◆ **Instructions for the task**
Filter the entries below, keeping only lines with the word "type".

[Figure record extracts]
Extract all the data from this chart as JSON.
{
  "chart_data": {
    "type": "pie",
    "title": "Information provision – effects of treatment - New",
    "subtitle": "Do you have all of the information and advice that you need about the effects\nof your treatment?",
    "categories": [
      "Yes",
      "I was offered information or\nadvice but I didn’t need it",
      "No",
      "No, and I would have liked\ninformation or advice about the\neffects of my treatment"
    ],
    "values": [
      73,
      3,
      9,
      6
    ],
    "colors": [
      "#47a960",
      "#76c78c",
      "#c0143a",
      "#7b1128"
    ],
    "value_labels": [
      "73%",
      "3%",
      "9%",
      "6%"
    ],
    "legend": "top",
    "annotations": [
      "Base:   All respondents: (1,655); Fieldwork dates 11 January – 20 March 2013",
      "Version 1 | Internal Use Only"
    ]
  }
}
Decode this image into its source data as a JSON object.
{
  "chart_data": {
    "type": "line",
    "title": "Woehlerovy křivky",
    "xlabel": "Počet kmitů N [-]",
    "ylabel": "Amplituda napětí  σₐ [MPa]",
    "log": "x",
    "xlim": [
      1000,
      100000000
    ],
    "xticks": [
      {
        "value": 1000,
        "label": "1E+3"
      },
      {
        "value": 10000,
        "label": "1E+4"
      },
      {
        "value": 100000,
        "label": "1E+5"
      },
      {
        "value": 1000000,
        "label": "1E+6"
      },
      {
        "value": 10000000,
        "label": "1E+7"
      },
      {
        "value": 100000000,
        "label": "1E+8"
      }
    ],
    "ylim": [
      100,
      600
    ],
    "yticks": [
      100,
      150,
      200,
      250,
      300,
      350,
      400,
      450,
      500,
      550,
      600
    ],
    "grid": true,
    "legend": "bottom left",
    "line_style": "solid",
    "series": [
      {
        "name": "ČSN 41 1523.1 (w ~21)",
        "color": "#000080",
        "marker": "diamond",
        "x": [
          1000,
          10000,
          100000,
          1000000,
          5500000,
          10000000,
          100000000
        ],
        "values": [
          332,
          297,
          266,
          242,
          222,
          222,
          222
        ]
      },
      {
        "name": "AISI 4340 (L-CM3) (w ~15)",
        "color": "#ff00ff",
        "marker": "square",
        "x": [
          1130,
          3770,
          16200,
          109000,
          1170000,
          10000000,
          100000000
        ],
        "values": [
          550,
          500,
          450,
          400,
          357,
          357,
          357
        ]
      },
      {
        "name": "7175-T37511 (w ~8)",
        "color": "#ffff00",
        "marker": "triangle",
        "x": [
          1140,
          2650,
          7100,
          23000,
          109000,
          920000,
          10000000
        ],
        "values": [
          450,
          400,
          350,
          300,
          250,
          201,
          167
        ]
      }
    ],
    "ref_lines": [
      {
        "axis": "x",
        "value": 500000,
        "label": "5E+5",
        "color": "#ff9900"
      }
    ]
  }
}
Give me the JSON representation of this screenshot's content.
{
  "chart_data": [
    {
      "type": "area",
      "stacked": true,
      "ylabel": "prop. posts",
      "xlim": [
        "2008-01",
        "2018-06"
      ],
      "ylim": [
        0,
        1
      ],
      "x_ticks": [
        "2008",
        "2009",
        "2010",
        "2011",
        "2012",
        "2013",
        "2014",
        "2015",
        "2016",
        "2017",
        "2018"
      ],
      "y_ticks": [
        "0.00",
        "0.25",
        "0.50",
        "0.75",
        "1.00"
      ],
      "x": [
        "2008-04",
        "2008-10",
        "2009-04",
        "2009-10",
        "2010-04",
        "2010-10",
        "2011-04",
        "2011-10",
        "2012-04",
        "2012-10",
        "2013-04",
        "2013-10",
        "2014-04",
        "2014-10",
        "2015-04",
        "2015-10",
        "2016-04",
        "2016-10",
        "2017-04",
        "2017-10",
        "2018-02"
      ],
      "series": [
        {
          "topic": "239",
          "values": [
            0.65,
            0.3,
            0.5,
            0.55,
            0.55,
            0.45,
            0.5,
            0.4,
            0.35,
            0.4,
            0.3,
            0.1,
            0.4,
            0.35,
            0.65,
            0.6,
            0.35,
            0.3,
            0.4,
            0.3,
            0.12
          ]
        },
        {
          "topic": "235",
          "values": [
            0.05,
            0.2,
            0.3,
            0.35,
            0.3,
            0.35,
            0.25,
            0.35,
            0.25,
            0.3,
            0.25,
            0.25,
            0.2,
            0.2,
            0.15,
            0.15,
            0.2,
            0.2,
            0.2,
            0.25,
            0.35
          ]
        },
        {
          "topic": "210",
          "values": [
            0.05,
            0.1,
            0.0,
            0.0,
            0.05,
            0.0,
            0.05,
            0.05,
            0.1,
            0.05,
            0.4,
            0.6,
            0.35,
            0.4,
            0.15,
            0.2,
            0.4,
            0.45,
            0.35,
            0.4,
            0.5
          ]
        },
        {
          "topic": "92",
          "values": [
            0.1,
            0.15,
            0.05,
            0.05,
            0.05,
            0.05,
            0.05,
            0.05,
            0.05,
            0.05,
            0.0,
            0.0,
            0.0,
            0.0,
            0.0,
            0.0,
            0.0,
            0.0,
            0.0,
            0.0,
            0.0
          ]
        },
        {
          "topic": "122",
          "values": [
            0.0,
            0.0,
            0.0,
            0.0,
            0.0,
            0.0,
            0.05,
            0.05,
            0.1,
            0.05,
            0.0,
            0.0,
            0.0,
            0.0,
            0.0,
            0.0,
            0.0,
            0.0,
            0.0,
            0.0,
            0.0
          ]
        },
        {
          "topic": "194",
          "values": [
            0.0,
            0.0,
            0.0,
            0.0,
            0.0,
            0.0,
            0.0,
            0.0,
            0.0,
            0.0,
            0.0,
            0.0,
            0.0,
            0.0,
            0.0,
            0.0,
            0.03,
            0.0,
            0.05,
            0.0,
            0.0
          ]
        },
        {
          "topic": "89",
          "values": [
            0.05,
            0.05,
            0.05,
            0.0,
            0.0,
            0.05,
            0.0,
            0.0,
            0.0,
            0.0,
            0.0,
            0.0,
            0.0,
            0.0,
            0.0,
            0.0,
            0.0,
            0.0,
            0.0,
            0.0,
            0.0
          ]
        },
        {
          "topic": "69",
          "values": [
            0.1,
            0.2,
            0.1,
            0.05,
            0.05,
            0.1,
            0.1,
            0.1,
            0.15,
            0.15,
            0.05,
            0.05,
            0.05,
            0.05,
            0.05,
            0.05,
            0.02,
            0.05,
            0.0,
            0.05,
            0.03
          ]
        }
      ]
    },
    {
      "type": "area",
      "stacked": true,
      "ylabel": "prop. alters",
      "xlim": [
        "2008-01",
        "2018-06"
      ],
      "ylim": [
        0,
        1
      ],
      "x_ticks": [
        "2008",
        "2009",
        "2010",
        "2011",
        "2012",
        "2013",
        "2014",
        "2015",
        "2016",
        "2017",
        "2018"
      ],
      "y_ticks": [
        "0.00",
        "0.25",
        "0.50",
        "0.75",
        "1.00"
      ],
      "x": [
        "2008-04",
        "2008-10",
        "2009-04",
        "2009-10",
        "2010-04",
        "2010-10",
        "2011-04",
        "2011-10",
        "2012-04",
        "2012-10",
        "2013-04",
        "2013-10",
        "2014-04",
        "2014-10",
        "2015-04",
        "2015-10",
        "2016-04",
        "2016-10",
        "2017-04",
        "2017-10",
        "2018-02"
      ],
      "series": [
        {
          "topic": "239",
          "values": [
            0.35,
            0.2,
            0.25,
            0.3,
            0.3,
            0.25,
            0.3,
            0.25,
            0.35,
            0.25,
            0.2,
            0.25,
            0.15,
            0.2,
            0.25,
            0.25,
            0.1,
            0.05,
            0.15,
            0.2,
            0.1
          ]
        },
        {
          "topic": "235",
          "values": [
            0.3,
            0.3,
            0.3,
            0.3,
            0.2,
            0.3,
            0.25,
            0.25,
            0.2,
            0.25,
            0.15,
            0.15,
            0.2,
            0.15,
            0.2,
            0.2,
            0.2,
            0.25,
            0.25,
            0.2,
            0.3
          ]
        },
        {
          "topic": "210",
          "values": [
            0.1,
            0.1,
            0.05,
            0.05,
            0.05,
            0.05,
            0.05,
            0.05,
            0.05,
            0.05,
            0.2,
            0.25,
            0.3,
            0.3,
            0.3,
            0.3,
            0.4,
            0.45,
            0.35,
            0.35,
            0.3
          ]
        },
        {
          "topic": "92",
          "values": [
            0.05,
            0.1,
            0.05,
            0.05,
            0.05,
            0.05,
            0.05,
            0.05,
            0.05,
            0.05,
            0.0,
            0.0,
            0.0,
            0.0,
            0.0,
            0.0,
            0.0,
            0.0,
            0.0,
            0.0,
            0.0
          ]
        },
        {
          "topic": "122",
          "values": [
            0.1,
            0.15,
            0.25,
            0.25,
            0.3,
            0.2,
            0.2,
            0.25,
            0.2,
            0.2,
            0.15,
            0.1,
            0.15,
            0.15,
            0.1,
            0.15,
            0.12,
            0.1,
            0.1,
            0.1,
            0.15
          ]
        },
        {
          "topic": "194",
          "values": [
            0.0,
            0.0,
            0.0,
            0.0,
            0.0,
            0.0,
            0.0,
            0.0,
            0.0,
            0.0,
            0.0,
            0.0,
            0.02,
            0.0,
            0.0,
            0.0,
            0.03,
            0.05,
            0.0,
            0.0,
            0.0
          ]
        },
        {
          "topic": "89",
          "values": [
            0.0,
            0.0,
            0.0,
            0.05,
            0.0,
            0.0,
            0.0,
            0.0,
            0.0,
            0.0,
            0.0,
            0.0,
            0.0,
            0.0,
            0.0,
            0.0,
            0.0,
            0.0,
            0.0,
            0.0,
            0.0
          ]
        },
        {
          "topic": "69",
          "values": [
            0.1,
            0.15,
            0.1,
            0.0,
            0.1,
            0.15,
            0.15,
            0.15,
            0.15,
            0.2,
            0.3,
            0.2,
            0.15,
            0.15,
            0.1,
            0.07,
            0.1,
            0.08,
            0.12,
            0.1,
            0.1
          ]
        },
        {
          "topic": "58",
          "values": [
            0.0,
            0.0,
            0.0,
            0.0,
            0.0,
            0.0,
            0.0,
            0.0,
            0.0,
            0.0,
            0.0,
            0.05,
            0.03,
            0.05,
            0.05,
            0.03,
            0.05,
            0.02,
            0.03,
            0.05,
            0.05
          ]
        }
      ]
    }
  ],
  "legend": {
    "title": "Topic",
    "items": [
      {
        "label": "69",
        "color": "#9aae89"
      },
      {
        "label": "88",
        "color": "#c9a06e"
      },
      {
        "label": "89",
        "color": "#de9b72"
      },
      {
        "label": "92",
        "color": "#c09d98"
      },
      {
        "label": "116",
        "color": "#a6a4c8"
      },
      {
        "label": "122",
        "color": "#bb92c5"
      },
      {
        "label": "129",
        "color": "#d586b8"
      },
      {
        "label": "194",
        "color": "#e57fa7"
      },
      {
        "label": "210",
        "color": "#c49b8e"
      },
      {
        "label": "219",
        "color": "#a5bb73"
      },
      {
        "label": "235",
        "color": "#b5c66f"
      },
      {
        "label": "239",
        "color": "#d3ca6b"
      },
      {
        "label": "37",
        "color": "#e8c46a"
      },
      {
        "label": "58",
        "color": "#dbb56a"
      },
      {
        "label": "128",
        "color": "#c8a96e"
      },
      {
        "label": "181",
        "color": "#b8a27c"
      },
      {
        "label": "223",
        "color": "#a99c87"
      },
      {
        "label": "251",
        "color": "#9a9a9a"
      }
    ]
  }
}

◆ **Problem solution**
    "type": "pie",
    "type": "line",
      "type": "area",
      "type": "area",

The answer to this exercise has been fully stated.